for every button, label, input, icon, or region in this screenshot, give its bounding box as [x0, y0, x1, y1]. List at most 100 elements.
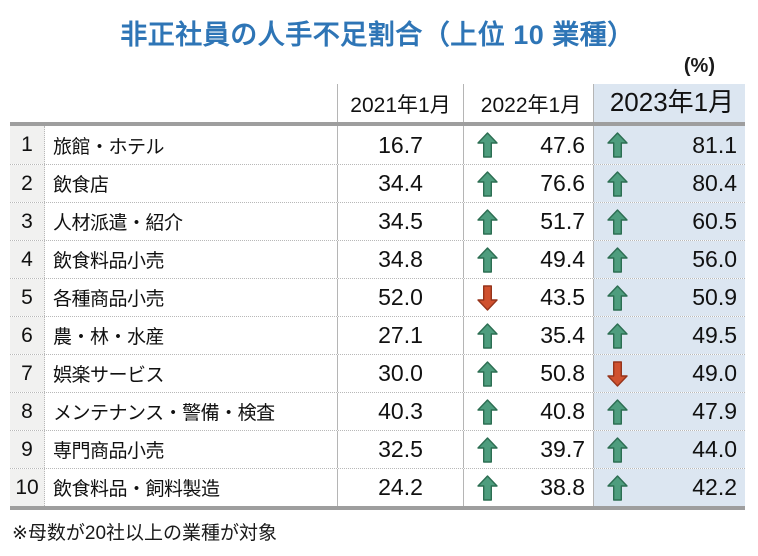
- value-text: 47.6: [540, 131, 585, 158]
- up-arrow-icon: [607, 322, 628, 349]
- up-arrow-icon: [607, 436, 628, 463]
- value-text: 51.7: [540, 208, 585, 234]
- up-arrow-icon: [477, 398, 498, 425]
- value-2022-cell: 47.6: [463, 126, 593, 164]
- value-2023-cell: 81.1: [593, 126, 745, 164]
- table-row: 2 飲食店 34.4 76.6 80.4: [10, 164, 745, 202]
- value-text: 50.8: [540, 360, 585, 386]
- value-text: 27.1: [378, 322, 423, 348]
- footnote: ※母数が20社以上の業種が対象: [12, 523, 278, 544]
- rank-cell: 6: [10, 317, 45, 354]
- value-2021-cell: 34.4: [337, 165, 463, 202]
- up-arrow-icon: [477, 436, 498, 463]
- industry-cell: 専門商品小売: [53, 441, 165, 462]
- value-text: 47.9: [692, 398, 737, 424]
- column-header-2021: 2021年1月: [337, 84, 463, 122]
- rank-cell: 7: [10, 355, 45, 392]
- value-2023-cell: 49.0: [593, 355, 745, 392]
- unit-label: (%): [683, 55, 715, 77]
- rank-cell: 9: [10, 431, 45, 468]
- value-2022-cell: 38.8: [463, 469, 593, 506]
- page-title: 非正社員の人手不足割合（上位 10 業種）: [120, 20, 635, 50]
- value-2023-cell: 80.4: [593, 165, 745, 202]
- value-text: 52.0: [378, 284, 423, 310]
- value-text: 34.5: [378, 208, 423, 234]
- rank-cell: 10: [10, 469, 45, 506]
- table-row: 8 メンテナンス・警備・検査 40.3 40.8 47.9: [10, 392, 745, 430]
- value-text: 81.1: [692, 131, 737, 158]
- up-arrow-icon: [477, 360, 498, 387]
- up-arrow-icon: [607, 284, 628, 311]
- value-2022-cell: 51.7: [463, 203, 593, 240]
- value-text: 49.5: [692, 322, 737, 348]
- rank-cell: 5: [10, 279, 45, 316]
- up-arrow-icon: [607, 474, 628, 501]
- industry-cell: 飲食料品・飼料製造: [53, 479, 220, 500]
- table-row: 4 飲食料品小売 34.8 49.4 56.0: [10, 240, 745, 278]
- value-2021-cell: 52.0: [337, 279, 463, 316]
- value-2022-cell: 49.4: [463, 241, 593, 278]
- down-arrow-icon: [477, 284, 498, 311]
- up-arrow-icon: [607, 132, 628, 158]
- up-arrow-icon: [607, 246, 628, 273]
- industry-cell: 娯楽サービス: [53, 365, 165, 386]
- value-text: 24.2: [378, 474, 423, 500]
- value-2022-cell: 39.7: [463, 431, 593, 468]
- value-text: 49.4: [540, 246, 585, 272]
- value-2022-cell: 40.8: [463, 393, 593, 430]
- value-text: 32.5: [378, 436, 423, 462]
- table-row: 9 専門商品小売 32.5 39.7 44.0: [10, 430, 745, 468]
- rank-cell: 4: [10, 241, 45, 278]
- up-arrow-icon: [477, 246, 498, 273]
- value-2023-cell: 49.5: [593, 317, 745, 354]
- value-2021-cell: 34.8: [337, 241, 463, 278]
- value-2021-cell: 16.7: [337, 126, 463, 164]
- value-2023-cell: 42.2: [593, 469, 745, 506]
- value-2021-cell: 30.0: [337, 355, 463, 392]
- value-text: 40.8: [540, 398, 585, 424]
- value-text: 44.0: [692, 436, 737, 462]
- value-2023-cell: 50.9: [593, 279, 745, 316]
- up-arrow-icon: [607, 398, 628, 425]
- rank-cell: 1: [10, 126, 45, 164]
- industry-cell: 農・林・水産: [53, 327, 165, 348]
- value-2023-cell: 44.0: [593, 431, 745, 468]
- industry-cell: 飲食店: [53, 175, 109, 196]
- up-arrow-icon: [477, 170, 498, 197]
- value-2023-cell: 56.0: [593, 241, 745, 278]
- value-2022-cell: 43.5: [463, 279, 593, 316]
- up-arrow-icon: [477, 132, 498, 158]
- value-2021-cell: 27.1: [337, 317, 463, 354]
- column-header-2023: 2023年1月: [593, 84, 745, 122]
- header-industry-cell: [45, 84, 337, 122]
- value-text: 39.7: [540, 436, 585, 462]
- table-row: 7 娯楽サービス 30.0 50.8 49.0: [10, 354, 745, 392]
- value-text: 34.4: [378, 170, 423, 196]
- column-header-2022: 2022年1月: [463, 84, 593, 122]
- table-row: 5 各種商品小売 52.0 43.5 50.9: [10, 278, 745, 316]
- up-arrow-icon: [607, 170, 628, 197]
- value-2023-cell: 60.5: [593, 203, 745, 240]
- value-text: 42.2: [692, 474, 737, 500]
- industry-cell: メンテナンス・警備・検査: [53, 403, 275, 424]
- table-row: 1 旅館・ホテル 16.7 47.6 81.1: [10, 126, 745, 164]
- value-2021-cell: 24.2: [337, 469, 463, 506]
- value-text: 43.5: [540, 284, 585, 310]
- rank-cell: 2: [10, 165, 45, 202]
- value-text: 76.6: [540, 170, 585, 196]
- shortage-table: 2021年1月 2022年1月 2023年1月 1 旅館・ホテル 16.7 47.6 8…: [10, 84, 745, 510]
- industry-cell: 人材派遣・紹介: [53, 213, 183, 234]
- table-row: 10 飲食料品・飼料製造 24.2 38.8 42.2: [10, 468, 745, 506]
- up-arrow-icon: [477, 474, 498, 501]
- value-text: 80.4: [692, 170, 737, 196]
- industry-cell: 飲食料品小売: [53, 251, 165, 272]
- value-text: 16.7: [378, 131, 423, 158]
- value-2022-cell: 50.8: [463, 355, 593, 392]
- value-text: 34.8: [378, 246, 423, 272]
- value-text: 50.9: [692, 284, 737, 310]
- rank-cell: 8: [10, 393, 45, 430]
- industry-cell: 旅館・ホテル: [53, 136, 165, 158]
- down-arrow-icon: [607, 360, 628, 387]
- value-text: 56.0: [692, 246, 737, 272]
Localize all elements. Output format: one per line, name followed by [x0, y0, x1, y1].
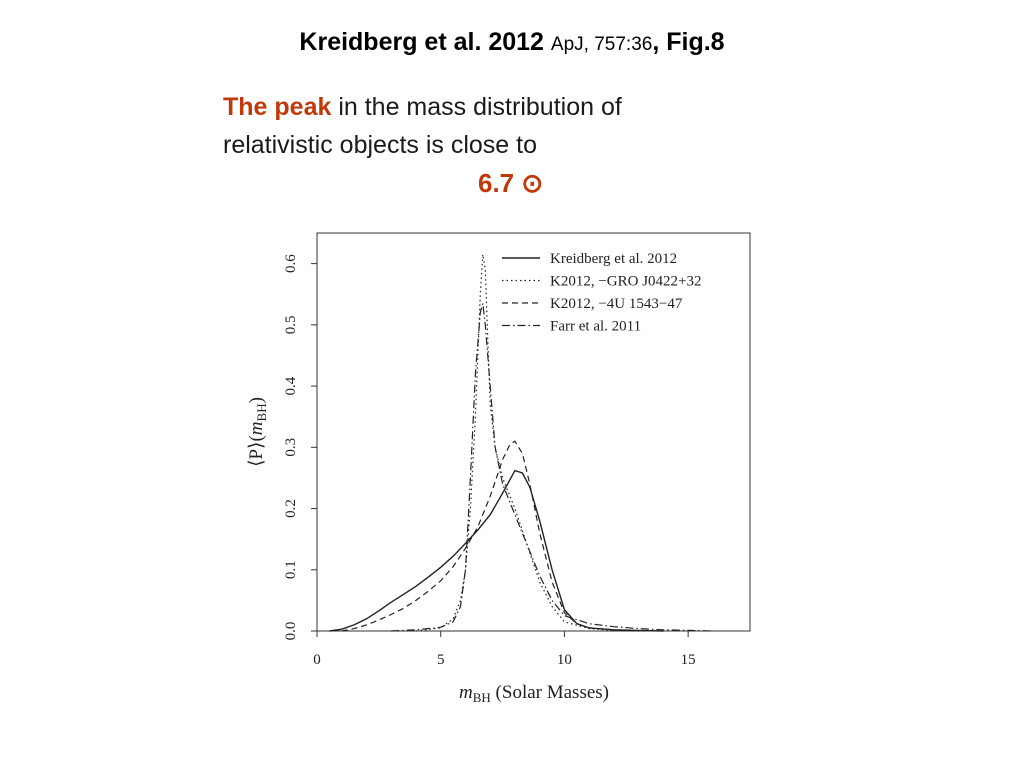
series-line — [341, 440, 639, 632]
legend-label: K2012, −4U 1543−47 — [550, 296, 683, 312]
x-tick-label: 0 — [313, 652, 321, 668]
series-line — [391, 303, 713, 632]
x-tick-label: 15 — [681, 652, 696, 668]
y-tick-label: 0.2 — [283, 499, 299, 518]
x-tick-label: 10 — [557, 652, 572, 668]
series-line — [329, 469, 664, 632]
legend: Kreidberg et al. 2012 K2012, −GRO J0422+3… — [502, 251, 702, 335]
y-tick-label: 0.0 — [283, 622, 299, 641]
x-axis-label: mBH (Solar Masses) — [459, 682, 609, 705]
peak-value-number: 6.7 — [478, 168, 515, 198]
series-line — [415, 254, 639, 632]
x-axis-ticks: 0 5 10 15 — [313, 631, 696, 668]
y-tick-label: 0.1 — [283, 560, 299, 579]
x-tick-label: 5 — [437, 652, 445, 668]
title-authors: Kreidberg et al. 2012 — [299, 28, 544, 56]
title-reference: ApJ, 757:36 — [550, 34, 653, 55]
slide-title: Kreidberg et al. 2012 ApJ, 757:36, Fig.8 — [0, 28, 1024, 57]
statement-accent: The peak — [223, 93, 332, 121]
series-lines — [329, 254, 713, 632]
statement-text: The peak in the mass distribution of rel… — [223, 88, 783, 164]
y-tick-label: 0.5 — [283, 315, 299, 334]
statement-line1: in the mass distribution of — [331, 93, 622, 121]
solar-mass-symbol-icon: ⊙ — [521, 168, 544, 198]
y-tick-label: 0.6 — [283, 254, 299, 273]
legend-label: Kreidberg et al. 2012 — [550, 251, 677, 267]
y-tick-label: 0.3 — [283, 438, 299, 457]
title-figure: , Fig.8 — [652, 28, 725, 56]
legend-label: Farr et al. 2011 — [550, 319, 641, 335]
plot-frame — [316, 232, 751, 632]
peak-value: 6.7 ⊙ — [478, 168, 543, 199]
statement-line2: relativistic objects is close to — [223, 131, 538, 159]
legend-label: K2012, −GRO J0422+32 — [550, 274, 702, 290]
y-tick-label: 0.4 — [283, 376, 299, 395]
y-axis-label: ⟨P⟩(mBH) — [246, 397, 269, 467]
y-axis-ticks: 0.0 0.1 0.2 0.3 0.4 0.5 0.6 — [283, 254, 317, 641]
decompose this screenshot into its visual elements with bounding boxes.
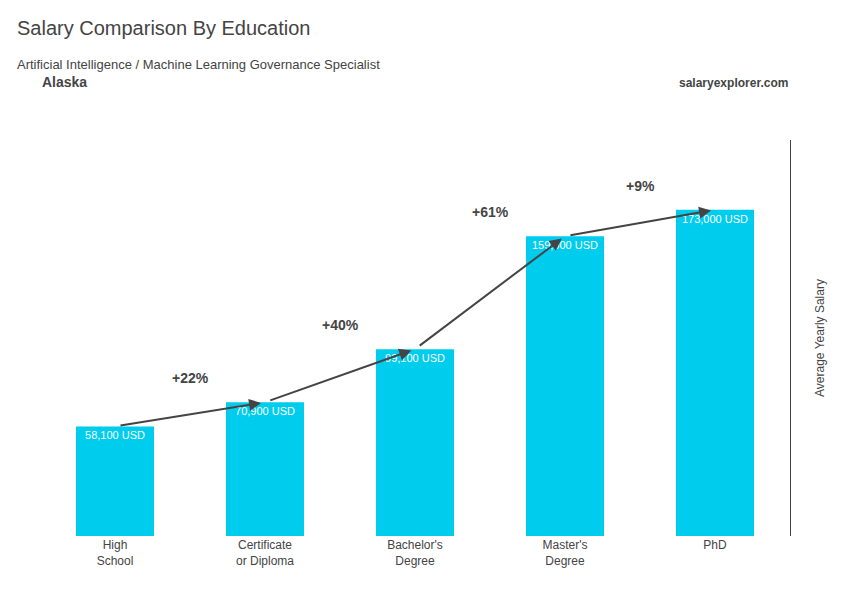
svg-text:HighSchool: HighSchool: [97, 538, 134, 568]
svg-text:+9%: +9%: [626, 178, 655, 194]
svg-text:Average Yearly Salary: Average Yearly Salary: [813, 279, 827, 397]
svg-text:Certificateor Diploma: Certificateor Diploma: [236, 538, 294, 568]
svg-text:salaryexplorer.com: salaryexplorer.com: [679, 76, 788, 90]
svg-text:Bachelor'sDegree: Bachelor'sDegree: [387, 538, 443, 568]
svg-text:173,000 USD: 173,000 USD: [682, 213, 748, 225]
svg-text:99,100 USD: 99,100 USD: [385, 352, 445, 364]
svg-text:Salary Comparison By Education: Salary Comparison By Education: [17, 17, 310, 39]
svg-text:+61%: +61%: [472, 204, 509, 220]
svg-text:Alaska: Alaska: [42, 74, 87, 90]
svg-text:PhD: PhD: [703, 538, 727, 552]
svg-text:70,900 USD: 70,900 USD: [235, 405, 295, 417]
svg-text:Master'sDegree: Master'sDegree: [543, 538, 588, 568]
svg-text:Artificial Intelligence / Mach: Artificial Intelligence / Machine Learni…: [17, 57, 380, 72]
svg-text:+22%: +22%: [172, 370, 209, 386]
svg-text:+40%: +40%: [322, 317, 359, 333]
svg-text:58,100 USD: 58,100 USD: [85, 429, 145, 441]
svg-text:159,000 USD: 159,000 USD: [532, 239, 598, 251]
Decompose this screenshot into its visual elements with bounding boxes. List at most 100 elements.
____
> [EXERCISE]
In the records, copy out verbatim the lines that begin with the one containing "series-line — [341, 440, 639, 632]" and end with the one containing "y-tick-label: 0.2 — [283, 499, 299, 518]", including both of those lines.

> [FULL RESPONSE]
series-line — [341, 440, 639, 632]
legend-label: K2012, −4U 1543−47 — [550, 296, 683, 312]
x-tick-label: 0 — [313, 652, 321, 668]
series-line — [391, 303, 713, 632]
x-tick-label: 15 — [681, 652, 696, 668]
y-tick-label: 0.2 — [283, 499, 299, 518]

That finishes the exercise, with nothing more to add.